Gather every line holding the string "Дополнительные".
===== Working data =====
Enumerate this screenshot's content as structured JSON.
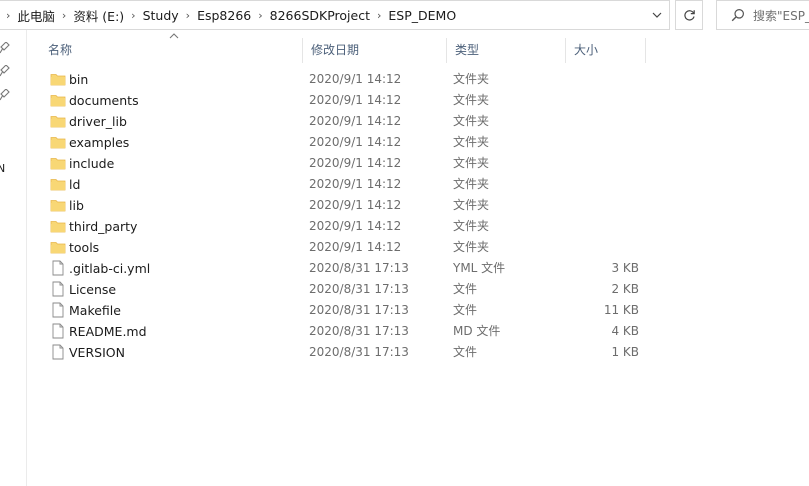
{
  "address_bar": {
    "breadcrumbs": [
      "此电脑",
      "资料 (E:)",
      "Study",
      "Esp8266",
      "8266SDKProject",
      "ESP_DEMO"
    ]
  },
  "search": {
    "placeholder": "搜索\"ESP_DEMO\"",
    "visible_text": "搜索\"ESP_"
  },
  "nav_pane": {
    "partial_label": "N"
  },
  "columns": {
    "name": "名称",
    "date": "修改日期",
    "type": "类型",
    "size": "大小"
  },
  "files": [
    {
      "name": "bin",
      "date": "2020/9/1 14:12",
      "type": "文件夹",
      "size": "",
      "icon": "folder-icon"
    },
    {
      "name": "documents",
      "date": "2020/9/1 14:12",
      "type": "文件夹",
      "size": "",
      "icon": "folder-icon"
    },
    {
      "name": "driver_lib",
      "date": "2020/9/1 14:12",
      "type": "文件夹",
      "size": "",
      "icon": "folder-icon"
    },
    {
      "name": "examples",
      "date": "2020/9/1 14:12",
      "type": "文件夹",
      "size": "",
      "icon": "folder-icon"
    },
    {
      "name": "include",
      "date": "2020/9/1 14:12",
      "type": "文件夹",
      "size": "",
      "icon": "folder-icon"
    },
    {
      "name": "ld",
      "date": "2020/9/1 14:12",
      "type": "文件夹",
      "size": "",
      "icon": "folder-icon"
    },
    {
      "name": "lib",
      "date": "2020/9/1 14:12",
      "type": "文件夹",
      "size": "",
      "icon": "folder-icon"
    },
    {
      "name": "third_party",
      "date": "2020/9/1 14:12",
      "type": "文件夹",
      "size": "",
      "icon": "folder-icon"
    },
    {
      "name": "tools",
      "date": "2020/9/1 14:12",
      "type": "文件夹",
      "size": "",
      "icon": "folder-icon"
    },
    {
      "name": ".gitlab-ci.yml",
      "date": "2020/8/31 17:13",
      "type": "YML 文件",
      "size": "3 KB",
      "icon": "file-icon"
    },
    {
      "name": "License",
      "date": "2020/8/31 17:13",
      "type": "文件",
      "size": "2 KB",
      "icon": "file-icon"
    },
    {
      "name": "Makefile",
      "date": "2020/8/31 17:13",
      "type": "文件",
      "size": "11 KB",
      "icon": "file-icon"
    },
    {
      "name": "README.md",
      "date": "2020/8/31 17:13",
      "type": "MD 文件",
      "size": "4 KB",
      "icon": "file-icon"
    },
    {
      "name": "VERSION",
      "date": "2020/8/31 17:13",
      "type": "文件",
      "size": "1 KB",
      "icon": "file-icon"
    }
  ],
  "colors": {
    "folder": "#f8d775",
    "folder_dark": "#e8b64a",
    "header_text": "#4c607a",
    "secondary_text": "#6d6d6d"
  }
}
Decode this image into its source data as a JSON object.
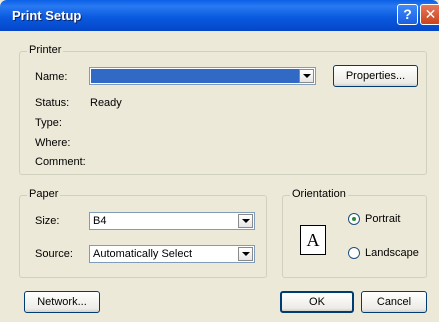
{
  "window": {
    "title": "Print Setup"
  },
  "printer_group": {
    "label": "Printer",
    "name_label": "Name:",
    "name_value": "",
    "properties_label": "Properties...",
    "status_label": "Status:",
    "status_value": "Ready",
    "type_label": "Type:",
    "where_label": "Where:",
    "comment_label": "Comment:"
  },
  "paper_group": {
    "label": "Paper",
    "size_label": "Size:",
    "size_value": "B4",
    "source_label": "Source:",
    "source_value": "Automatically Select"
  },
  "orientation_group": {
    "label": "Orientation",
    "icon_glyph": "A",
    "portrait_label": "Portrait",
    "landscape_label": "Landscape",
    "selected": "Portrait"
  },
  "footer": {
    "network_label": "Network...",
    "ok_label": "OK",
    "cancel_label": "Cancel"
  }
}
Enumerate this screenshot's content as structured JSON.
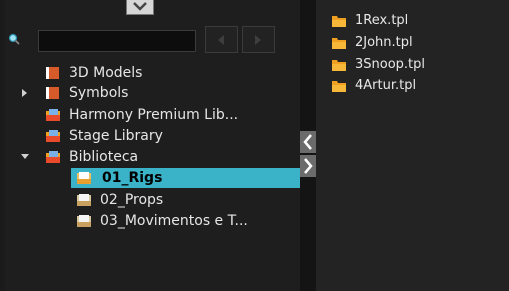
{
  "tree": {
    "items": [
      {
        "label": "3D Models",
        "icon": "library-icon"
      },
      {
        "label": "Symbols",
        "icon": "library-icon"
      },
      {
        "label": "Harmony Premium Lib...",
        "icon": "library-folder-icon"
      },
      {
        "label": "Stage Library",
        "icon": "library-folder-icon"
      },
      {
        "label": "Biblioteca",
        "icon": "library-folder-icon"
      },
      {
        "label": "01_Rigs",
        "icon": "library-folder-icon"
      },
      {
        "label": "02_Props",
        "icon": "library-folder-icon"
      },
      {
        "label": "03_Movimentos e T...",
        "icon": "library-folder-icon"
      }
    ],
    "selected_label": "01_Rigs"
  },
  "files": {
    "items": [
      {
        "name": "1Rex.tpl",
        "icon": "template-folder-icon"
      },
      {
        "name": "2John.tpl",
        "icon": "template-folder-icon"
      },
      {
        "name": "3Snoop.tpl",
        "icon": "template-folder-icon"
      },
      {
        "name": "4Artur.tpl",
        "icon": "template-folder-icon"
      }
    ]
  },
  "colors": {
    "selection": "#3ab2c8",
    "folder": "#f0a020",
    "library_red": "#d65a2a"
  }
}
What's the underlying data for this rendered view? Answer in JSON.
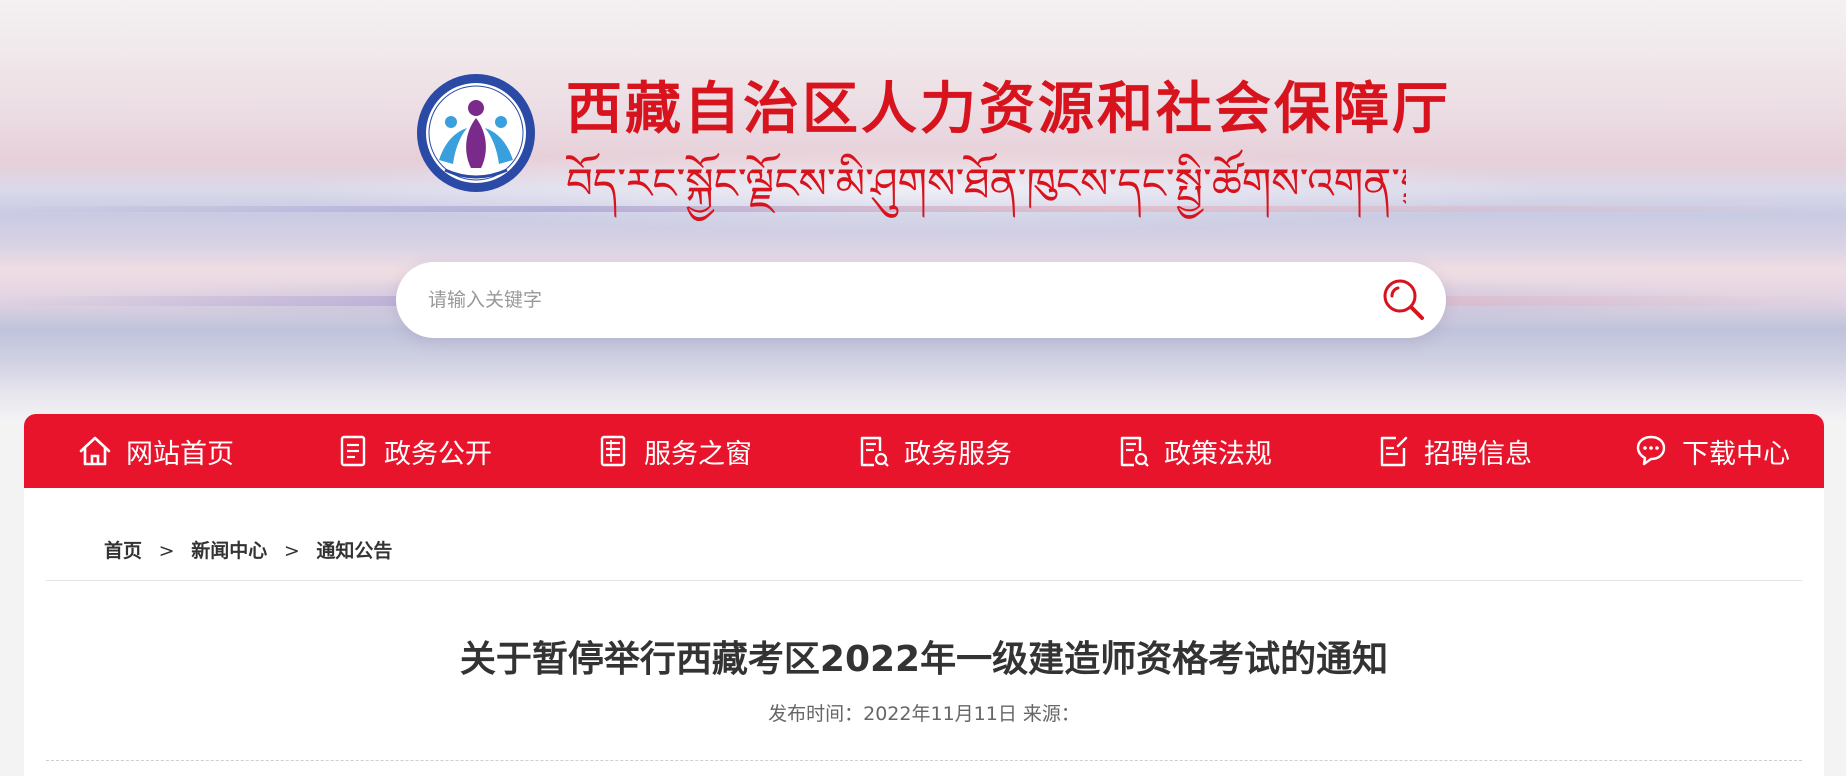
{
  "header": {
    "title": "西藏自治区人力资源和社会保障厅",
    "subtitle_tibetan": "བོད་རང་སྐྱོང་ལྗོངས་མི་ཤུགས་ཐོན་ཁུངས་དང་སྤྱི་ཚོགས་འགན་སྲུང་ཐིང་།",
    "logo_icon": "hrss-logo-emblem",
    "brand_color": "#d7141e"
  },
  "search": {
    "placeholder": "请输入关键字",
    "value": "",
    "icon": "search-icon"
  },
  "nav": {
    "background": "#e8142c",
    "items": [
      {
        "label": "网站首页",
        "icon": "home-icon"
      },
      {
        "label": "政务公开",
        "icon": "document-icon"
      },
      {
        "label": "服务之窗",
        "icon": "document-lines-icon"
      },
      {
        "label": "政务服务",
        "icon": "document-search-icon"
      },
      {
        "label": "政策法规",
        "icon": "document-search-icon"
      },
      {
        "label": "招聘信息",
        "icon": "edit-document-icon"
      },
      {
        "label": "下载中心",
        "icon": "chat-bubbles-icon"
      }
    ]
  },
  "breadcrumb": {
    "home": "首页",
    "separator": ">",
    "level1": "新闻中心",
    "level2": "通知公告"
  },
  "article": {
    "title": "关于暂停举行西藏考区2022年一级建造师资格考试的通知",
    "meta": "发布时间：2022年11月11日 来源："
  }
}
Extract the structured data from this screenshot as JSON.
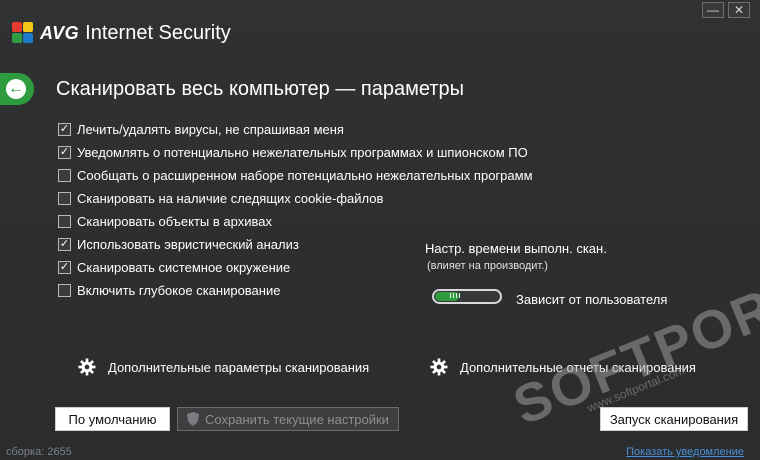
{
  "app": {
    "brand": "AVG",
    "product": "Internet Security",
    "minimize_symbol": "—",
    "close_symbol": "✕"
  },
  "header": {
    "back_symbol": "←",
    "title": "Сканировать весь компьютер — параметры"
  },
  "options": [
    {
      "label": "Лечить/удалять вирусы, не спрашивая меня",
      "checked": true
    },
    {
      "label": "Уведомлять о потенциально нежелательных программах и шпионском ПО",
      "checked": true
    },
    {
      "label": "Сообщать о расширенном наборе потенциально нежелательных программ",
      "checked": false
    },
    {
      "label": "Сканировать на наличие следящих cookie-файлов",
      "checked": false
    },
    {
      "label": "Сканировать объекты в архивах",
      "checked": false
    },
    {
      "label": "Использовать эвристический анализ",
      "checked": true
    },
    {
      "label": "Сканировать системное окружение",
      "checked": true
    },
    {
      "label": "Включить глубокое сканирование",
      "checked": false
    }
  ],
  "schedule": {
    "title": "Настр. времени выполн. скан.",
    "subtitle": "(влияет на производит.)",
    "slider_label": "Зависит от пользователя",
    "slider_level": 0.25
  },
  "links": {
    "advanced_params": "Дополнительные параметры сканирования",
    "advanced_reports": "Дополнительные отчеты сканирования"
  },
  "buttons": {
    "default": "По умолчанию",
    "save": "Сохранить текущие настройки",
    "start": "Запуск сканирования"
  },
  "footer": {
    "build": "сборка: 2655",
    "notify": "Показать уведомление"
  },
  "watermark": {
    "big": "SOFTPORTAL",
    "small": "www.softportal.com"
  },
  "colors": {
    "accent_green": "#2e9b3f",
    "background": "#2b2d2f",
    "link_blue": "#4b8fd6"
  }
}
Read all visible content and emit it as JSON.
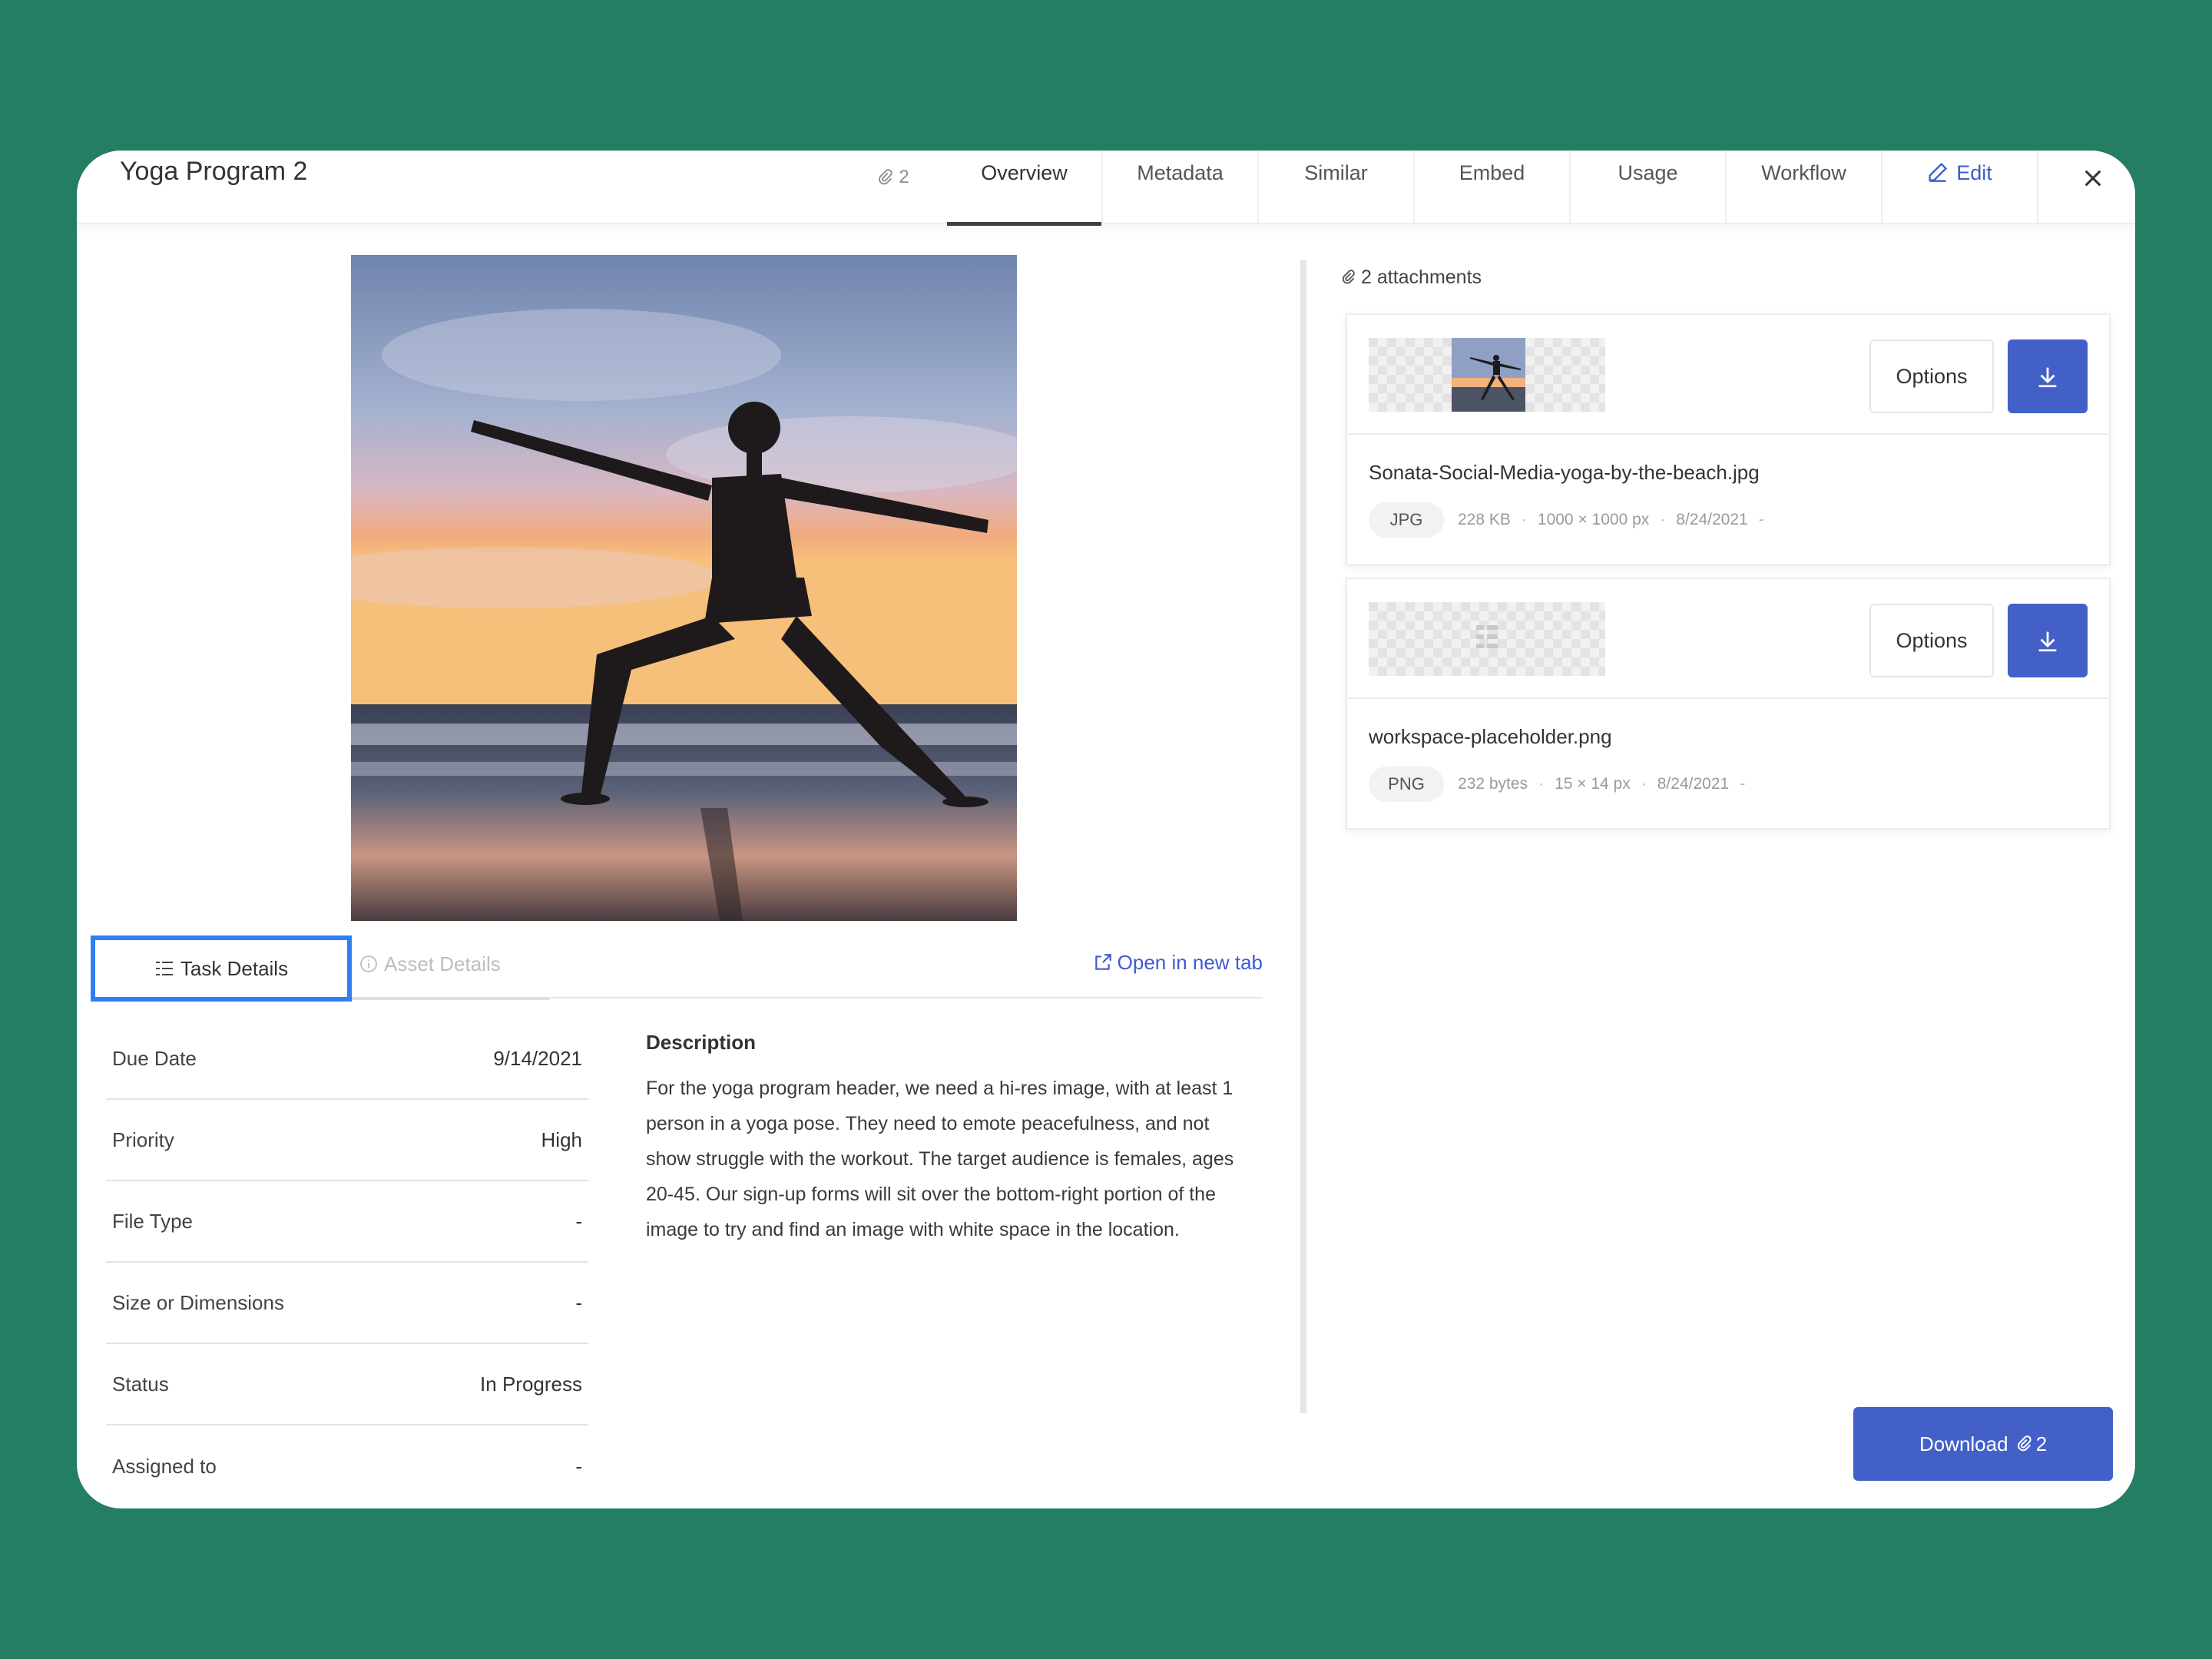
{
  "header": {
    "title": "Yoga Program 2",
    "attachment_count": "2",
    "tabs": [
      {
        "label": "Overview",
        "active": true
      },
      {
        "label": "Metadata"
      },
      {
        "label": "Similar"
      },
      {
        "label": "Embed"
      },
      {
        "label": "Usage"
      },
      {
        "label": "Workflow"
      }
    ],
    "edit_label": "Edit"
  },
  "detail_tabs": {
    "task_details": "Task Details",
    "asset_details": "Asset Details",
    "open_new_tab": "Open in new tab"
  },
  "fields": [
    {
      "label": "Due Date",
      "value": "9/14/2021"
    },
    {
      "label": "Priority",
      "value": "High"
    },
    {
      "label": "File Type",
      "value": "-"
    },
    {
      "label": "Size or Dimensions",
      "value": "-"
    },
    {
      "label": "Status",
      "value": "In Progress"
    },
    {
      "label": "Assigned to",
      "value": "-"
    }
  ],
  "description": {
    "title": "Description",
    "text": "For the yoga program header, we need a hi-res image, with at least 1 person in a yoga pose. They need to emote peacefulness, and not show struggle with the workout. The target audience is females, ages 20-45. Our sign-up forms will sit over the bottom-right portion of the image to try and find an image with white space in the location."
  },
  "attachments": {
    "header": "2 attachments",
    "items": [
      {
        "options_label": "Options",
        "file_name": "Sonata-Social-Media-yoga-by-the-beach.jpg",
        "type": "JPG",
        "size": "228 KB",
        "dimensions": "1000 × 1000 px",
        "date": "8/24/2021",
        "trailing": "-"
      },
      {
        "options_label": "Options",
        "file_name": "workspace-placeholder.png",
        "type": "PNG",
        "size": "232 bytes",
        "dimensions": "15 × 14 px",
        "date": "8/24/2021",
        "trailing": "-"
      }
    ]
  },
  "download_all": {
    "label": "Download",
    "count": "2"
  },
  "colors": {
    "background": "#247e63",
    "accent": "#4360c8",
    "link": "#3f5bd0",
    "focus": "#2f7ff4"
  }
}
=====
Final answer:
    "advanced_params": "Дополнительные параметры сканирования",
    "advanced_reports": "Дополнительные отчеты сканирования"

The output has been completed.